--- START ---
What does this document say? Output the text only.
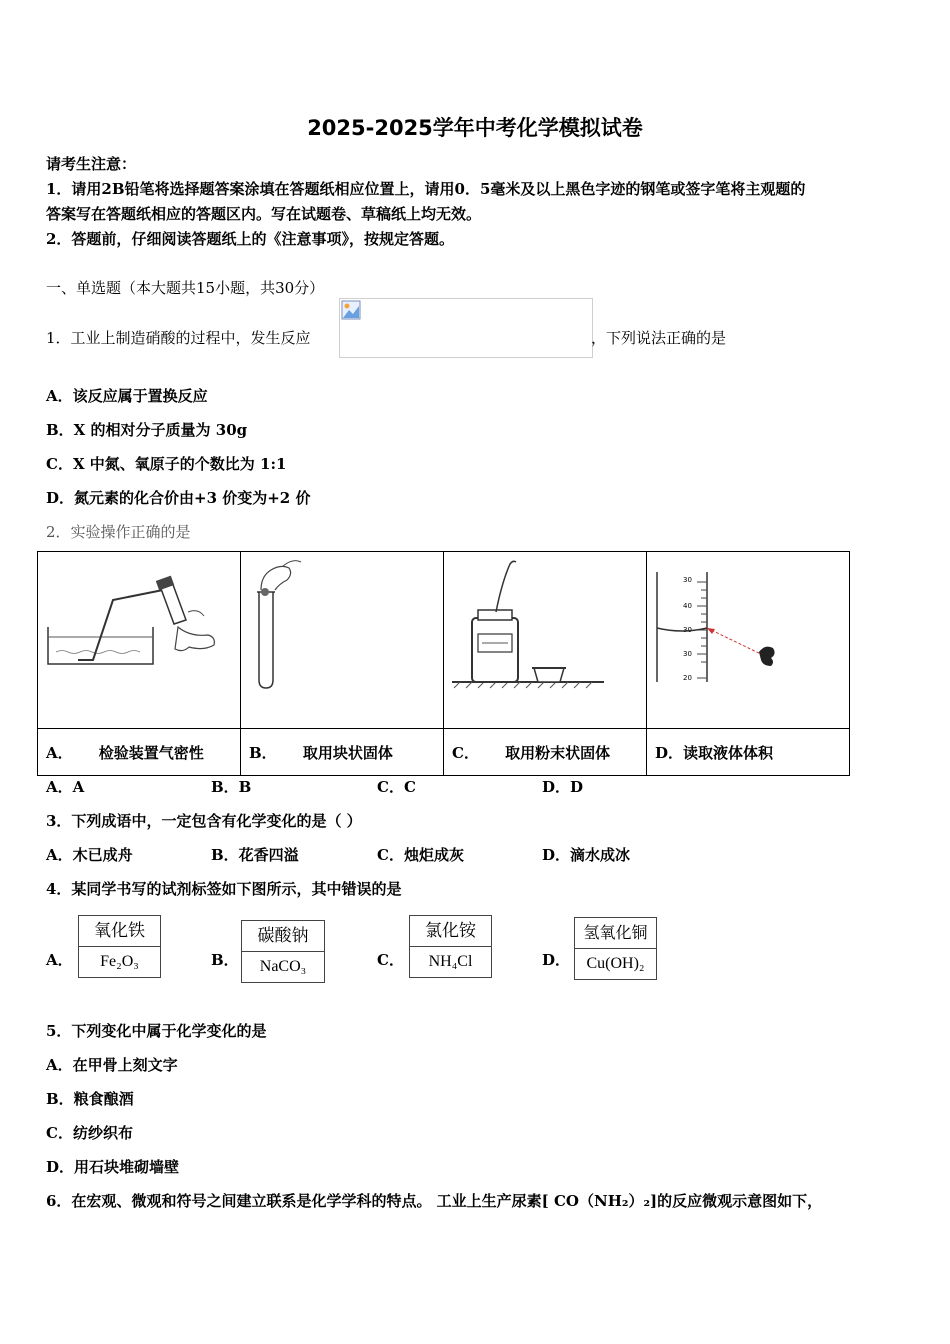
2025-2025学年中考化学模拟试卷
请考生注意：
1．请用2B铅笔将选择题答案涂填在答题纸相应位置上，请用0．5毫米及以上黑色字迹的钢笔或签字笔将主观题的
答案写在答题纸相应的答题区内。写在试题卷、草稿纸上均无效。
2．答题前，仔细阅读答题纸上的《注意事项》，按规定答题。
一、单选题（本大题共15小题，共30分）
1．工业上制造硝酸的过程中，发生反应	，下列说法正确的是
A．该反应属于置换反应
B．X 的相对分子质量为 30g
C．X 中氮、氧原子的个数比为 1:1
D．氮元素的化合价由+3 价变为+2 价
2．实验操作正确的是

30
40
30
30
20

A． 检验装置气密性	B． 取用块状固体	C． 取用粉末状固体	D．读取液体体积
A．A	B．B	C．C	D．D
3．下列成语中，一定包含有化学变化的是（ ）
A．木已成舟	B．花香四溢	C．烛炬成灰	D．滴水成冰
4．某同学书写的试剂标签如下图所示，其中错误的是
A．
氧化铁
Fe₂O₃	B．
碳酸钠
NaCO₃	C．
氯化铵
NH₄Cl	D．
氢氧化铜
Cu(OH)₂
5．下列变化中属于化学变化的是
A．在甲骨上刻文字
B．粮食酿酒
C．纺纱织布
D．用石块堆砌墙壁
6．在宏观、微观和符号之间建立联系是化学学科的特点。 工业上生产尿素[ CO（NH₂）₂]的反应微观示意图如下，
--- END ---
--- START ---
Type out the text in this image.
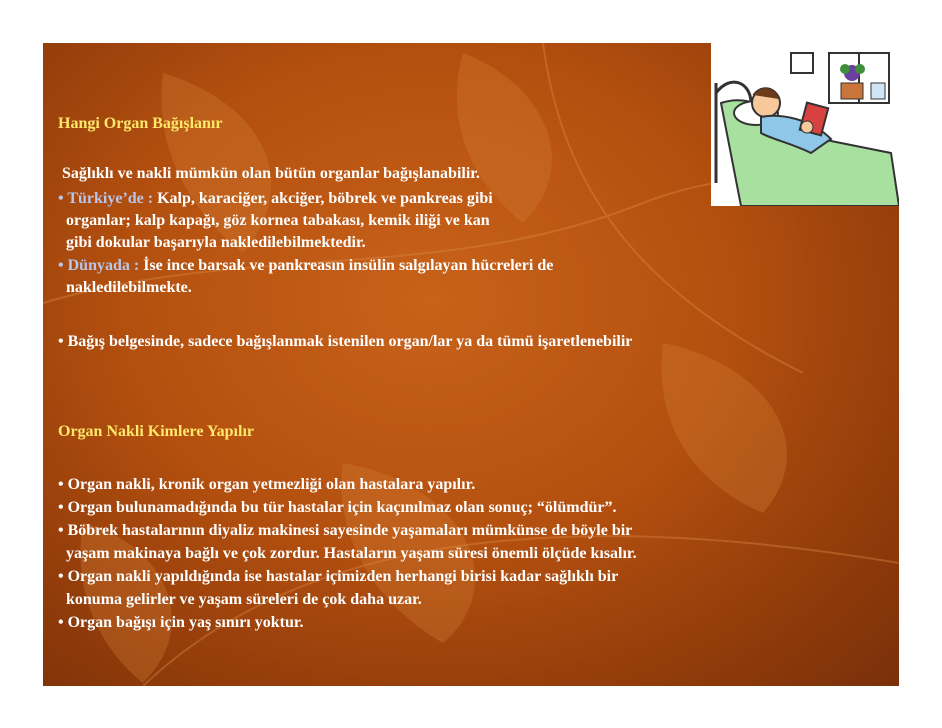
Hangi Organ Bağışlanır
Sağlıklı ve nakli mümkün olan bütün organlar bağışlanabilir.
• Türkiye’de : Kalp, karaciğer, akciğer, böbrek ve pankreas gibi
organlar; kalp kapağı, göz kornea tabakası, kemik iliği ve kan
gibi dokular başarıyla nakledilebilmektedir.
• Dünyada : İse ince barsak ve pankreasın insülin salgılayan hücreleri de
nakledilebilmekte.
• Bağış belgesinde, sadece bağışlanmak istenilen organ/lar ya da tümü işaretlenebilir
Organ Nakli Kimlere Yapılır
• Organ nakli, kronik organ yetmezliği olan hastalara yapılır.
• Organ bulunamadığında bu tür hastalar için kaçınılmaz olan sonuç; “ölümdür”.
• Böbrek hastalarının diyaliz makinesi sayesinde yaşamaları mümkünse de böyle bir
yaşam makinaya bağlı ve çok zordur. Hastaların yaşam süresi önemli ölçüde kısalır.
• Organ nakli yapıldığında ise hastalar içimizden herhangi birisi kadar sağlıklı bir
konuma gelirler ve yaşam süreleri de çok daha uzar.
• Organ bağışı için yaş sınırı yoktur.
--- END ---
EXERCISE GOAL -
Within the entries above, work out how many lines contain the word "organlar". The number alone is the answer.

FINAL RESULT -
2